Records to use -
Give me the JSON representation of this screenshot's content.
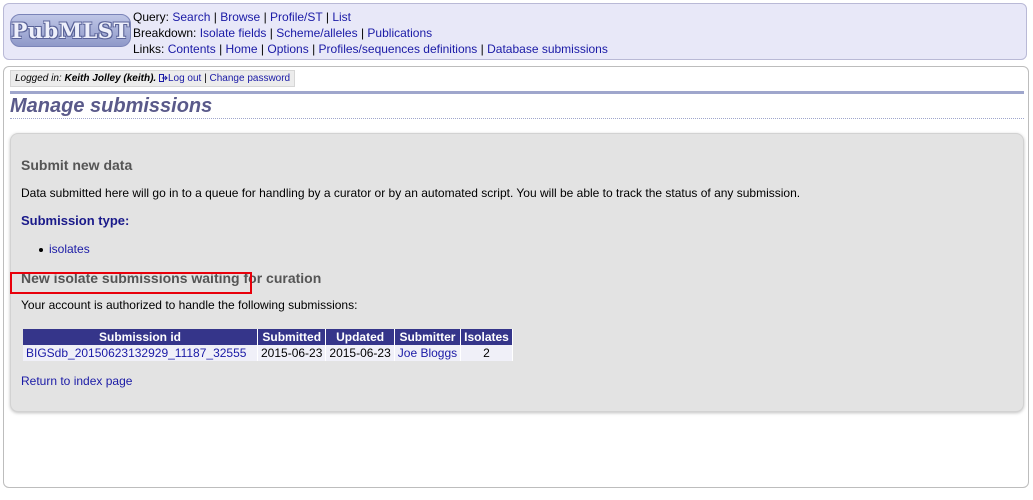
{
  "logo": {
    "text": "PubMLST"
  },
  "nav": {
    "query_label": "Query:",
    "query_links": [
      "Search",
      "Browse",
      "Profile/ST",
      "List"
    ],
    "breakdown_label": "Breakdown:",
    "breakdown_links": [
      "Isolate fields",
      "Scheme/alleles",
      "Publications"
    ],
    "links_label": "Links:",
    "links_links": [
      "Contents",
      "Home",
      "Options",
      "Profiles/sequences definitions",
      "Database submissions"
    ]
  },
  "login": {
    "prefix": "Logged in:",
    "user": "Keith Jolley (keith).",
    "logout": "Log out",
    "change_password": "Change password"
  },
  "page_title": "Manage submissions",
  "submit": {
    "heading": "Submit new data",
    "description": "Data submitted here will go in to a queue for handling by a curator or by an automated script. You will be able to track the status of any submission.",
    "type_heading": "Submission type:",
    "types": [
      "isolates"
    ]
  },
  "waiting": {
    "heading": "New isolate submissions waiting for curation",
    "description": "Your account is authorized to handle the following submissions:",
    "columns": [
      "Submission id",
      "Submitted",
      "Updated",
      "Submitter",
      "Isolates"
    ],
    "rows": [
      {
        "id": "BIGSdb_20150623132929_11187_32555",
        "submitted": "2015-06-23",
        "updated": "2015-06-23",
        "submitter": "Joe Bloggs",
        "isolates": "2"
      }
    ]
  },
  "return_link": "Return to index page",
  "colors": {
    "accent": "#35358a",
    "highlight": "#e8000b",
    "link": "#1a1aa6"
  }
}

Given problem -
All of the records above must be copied exactly, except for the pictures.

Right answer -
Give me the JSON representation of this screenshot's content.
{
  "logo": {
    "text": "PubMLST"
  },
  "nav": {
    "query_label": "Query:",
    "query_links": [
      "Search",
      "Browse",
      "Profile/ST",
      "List"
    ],
    "breakdown_label": "Breakdown:",
    "breakdown_links": [
      "Isolate fields",
      "Scheme/alleles",
      "Publications"
    ],
    "links_label": "Links:",
    "links_links": [
      "Contents",
      "Home",
      "Options",
      "Profiles/sequences definitions",
      "Database submissions"
    ]
  },
  "login": {
    "prefix": "Logged in:",
    "user": "Keith Jolley (keith).",
    "logout": "Log out",
    "change_password": "Change password"
  },
  "page_title": "Manage submissions",
  "submit": {
    "heading": "Submit new data",
    "description": "Data submitted here will go in to a queue for handling by a curator or by an automated script. You will be able to track the status of any submission.",
    "type_heading": "Submission type:",
    "types": [
      "isolates"
    ]
  },
  "waiting": {
    "heading": "New isolate submissions waiting for curation",
    "description": "Your account is authorized to handle the following submissions:",
    "columns": [
      "Submission id",
      "Submitted",
      "Updated",
      "Submitter",
      "Isolates"
    ],
    "rows": [
      {
        "id": "BIGSdb_20150623132929_11187_32555",
        "submitted": "2015-06-23",
        "updated": "2015-06-23",
        "submitter": "Joe Bloggs",
        "isolates": "2"
      }
    ]
  },
  "return_link": "Return to index page",
  "colors": {
    "accent": "#35358a",
    "highlight": "#e8000b",
    "link": "#1a1aa6"
  }
}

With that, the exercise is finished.